GIVEN TASK:
Omit the images. Copy each entry word for word.

DATA ROWS:

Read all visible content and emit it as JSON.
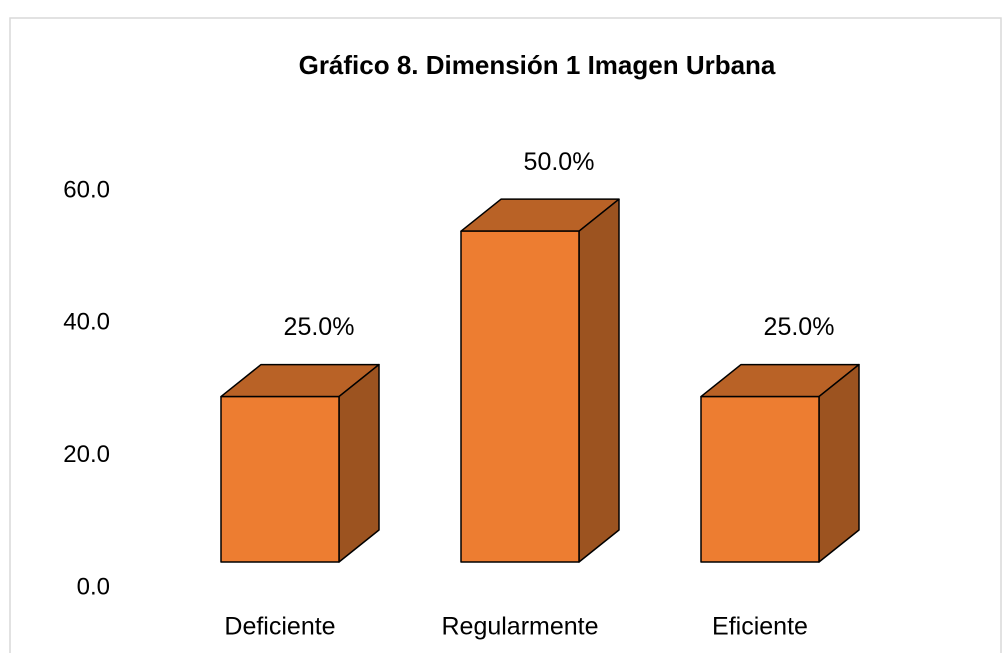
{
  "chart_data": {
    "type": "bar3d",
    "title": "Gráfico 8. Dimensión 1 Imagen Urbana",
    "categories": [
      "Deficiente",
      "Regularmente",
      "Eficiente"
    ],
    "values": [
      25,
      50,
      25
    ],
    "value_labels": [
      "25.0%",
      "50.0%",
      "25.0%"
    ],
    "color": "#ED7D31",
    "ylim": [
      0,
      60
    ],
    "yticks": [
      {
        "value": 0,
        "label": "0.0"
      },
      {
        "value": 20,
        "label": "20.0"
      },
      {
        "value": 40,
        "label": "40.0"
      },
      {
        "value": 60,
        "label": "60.0"
      }
    ],
    "grid": false
  }
}
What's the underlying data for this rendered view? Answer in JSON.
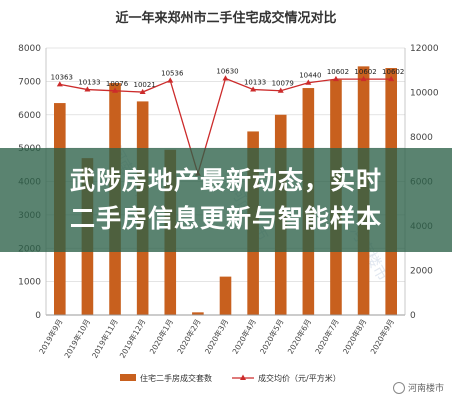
{
  "chart_data": {
    "type": "bar",
    "title": "近一年来郑州市二手住宅成交情况对比",
    "categories": [
      "2019年9月",
      "2019年10月",
      "2019年11月",
      "2019年12月",
      "2020年1月",
      "2020年2月",
      "2020年3月",
      "2020年4月",
      "2020年5月",
      "2020年6月",
      "2020年7月",
      "2020年8月",
      "2020年9月"
    ],
    "series": [
      {
        "name": "住宅二手房成交套数",
        "kind": "bar",
        "axis": "left",
        "color": "#c8601e",
        "values": [
          6350,
          4700,
          6950,
          6400,
          4950,
          80,
          1150,
          5500,
          6000,
          6800,
          7050,
          7450,
          7400
        ]
      },
      {
        "name": "成交均价（元/平方米）",
        "kind": "line",
        "axis": "right",
        "color": "#cc2b2b",
        "values": [
          10363,
          10133,
          10076,
          10021,
          10536,
          6350,
          10630,
          10133,
          10079,
          10440,
          10602,
          10602,
          10602
        ],
        "labels": [
          "10363",
          "10133",
          "10076",
          "10021",
          "10536",
          "",
          "10630",
          "10133",
          "10079",
          "10440",
          "10602",
          "10602",
          "10602"
        ]
      }
    ],
    "ylim_left": [
      0,
      8000
    ],
    "yticks_left": [
      0,
      1000,
      2000,
      3000,
      4000,
      5000,
      6000,
      7000,
      8000
    ],
    "ylim_right": [
      0,
      12000
    ],
    "yticks_right": [
      0,
      2000,
      4000,
      6000,
      8000,
      10000,
      12000
    ],
    "legend_position": "bottom",
    "watermark": "河南楼市"
  },
  "overlay": {
    "line1": "武陟房地产最新动态，实时",
    "line2": "二手房信息更新与智能样本"
  },
  "brand": {
    "text": "河南楼市"
  }
}
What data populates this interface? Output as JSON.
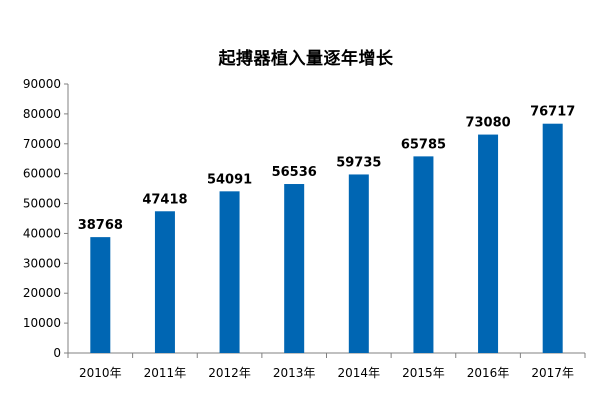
{
  "chart_data": {
    "type": "bar",
    "title": "起搏器植入量逐年增长",
    "categories": [
      "2010年",
      "2011年",
      "2012年",
      "2013年",
      "2014年",
      "2015年",
      "2016年",
      "2017年"
    ],
    "values": [
      38768,
      47418,
      54091,
      56536,
      59735,
      65785,
      73080,
      76717
    ],
    "data_labels": [
      "38768",
      "47418",
      "54091",
      "56536",
      "59735",
      "65785",
      "73080",
      "76717"
    ],
    "yticks": [
      "0",
      "10000",
      "20000",
      "30000",
      "40000",
      "50000",
      "60000",
      "70000",
      "80000",
      "90000"
    ],
    "ylim": [
      0,
      90000
    ],
    "xlabel": "",
    "ylabel": "",
    "grid": false,
    "legend": "none",
    "bar_color": "#0066B3"
  }
}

SOLUTION TO THIS TASK:
Read all visible content and emit it as JSON.
{
  "chart_data": {
    "type": "bar3d",
    "title": "Gráfico 8. Dimensión 1 Imagen Urbana",
    "categories": [
      "Deficiente",
      "Regularmente",
      "Eficiente"
    ],
    "values": [
      25,
      50,
      25
    ],
    "value_labels": [
      "25.0%",
      "50.0%",
      "25.0%"
    ],
    "color": "#ED7D31",
    "ylim": [
      0,
      60
    ],
    "yticks": [
      {
        "value": 0,
        "label": "0.0"
      },
      {
        "value": 20,
        "label": "20.0"
      },
      {
        "value": 40,
        "label": "40.0"
      },
      {
        "value": 60,
        "label": "60.0"
      }
    ],
    "grid": false
  }
}
What's the underlying data for this rendered view? Answer in JSON.
{
  "chart_data": {
    "type": "bar",
    "title": "近一年来郑州市二手住宅成交情况对比",
    "categories": [
      "2019年9月",
      "2019年10月",
      "2019年11月",
      "2019年12月",
      "2020年1月",
      "2020年2月",
      "2020年3月",
      "2020年4月",
      "2020年5月",
      "2020年6月",
      "2020年7月",
      "2020年8月",
      "2020年9月"
    ],
    "series": [
      {
        "name": "住宅二手房成交套数",
        "kind": "bar",
        "axis": "left",
        "color": "#c8601e",
        "values": [
          6350,
          4700,
          6950,
          6400,
          4950,
          80,
          1150,
          5500,
          6000,
          6800,
          7050,
          7450,
          7400
        ]
      },
      {
        "name": "成交均价（元/平方米）",
        "kind": "line",
        "axis": "right",
        "color": "#cc2b2b",
        "values": [
          10363,
          10133,
          10076,
          10021,
          10536,
          6350,
          10630,
          10133,
          10079,
          10440,
          10602,
          10602,
          10602
        ],
        "labels": [
          "10363",
          "10133",
          "10076",
          "10021",
          "10536",
          "",
          "10630",
          "10133",
          "10079",
          "10440",
          "10602",
          "10602",
          "10602"
        ]
      }
    ],
    "ylim_left": [
      0,
      8000
    ],
    "yticks_left": [
      0,
      1000,
      2000,
      3000,
      4000,
      5000,
      6000,
      7000,
      8000
    ],
    "ylim_right": [
      0,
      12000
    ],
    "yticks_right": [
      0,
      2000,
      4000,
      6000,
      8000,
      10000,
      12000
    ],
    "legend_position": "bottom",
    "watermark": "河南楼市"
  },
  "overlay": {
    "line1": "武陟房地产最新动态，实时",
    "line2": "二手房信息更新与智能样本"
  },
  "brand": {
    "text": "河南楼市"
  }
}
What data populates this interface? Output as JSON.
{
  "chart_data": {
    "type": "bar",
    "title": "起搏器植入量逐年增长",
    "categories": [
      "2010年",
      "2011年",
      "2012年",
      "2013年",
      "2014年",
      "2015年",
      "2016年",
      "2017年"
    ],
    "values": [
      38768,
      47418,
      54091,
      56536,
      59735,
      65785,
      73080,
      76717
    ],
    "data_labels": [
      "38768",
      "47418",
      "54091",
      "56536",
      "59735",
      "65785",
      "73080",
      "76717"
    ],
    "yticks": [
      "0",
      "10000",
      "20000",
      "30000",
      "40000",
      "50000",
      "60000",
      "70000",
      "80000",
      "90000"
    ],
    "ylim": [
      0,
      90000
    ],
    "xlabel": "",
    "ylabel": "",
    "grid": false,
    "legend": "none",
    "bar_color": "#0066B3"
  }
}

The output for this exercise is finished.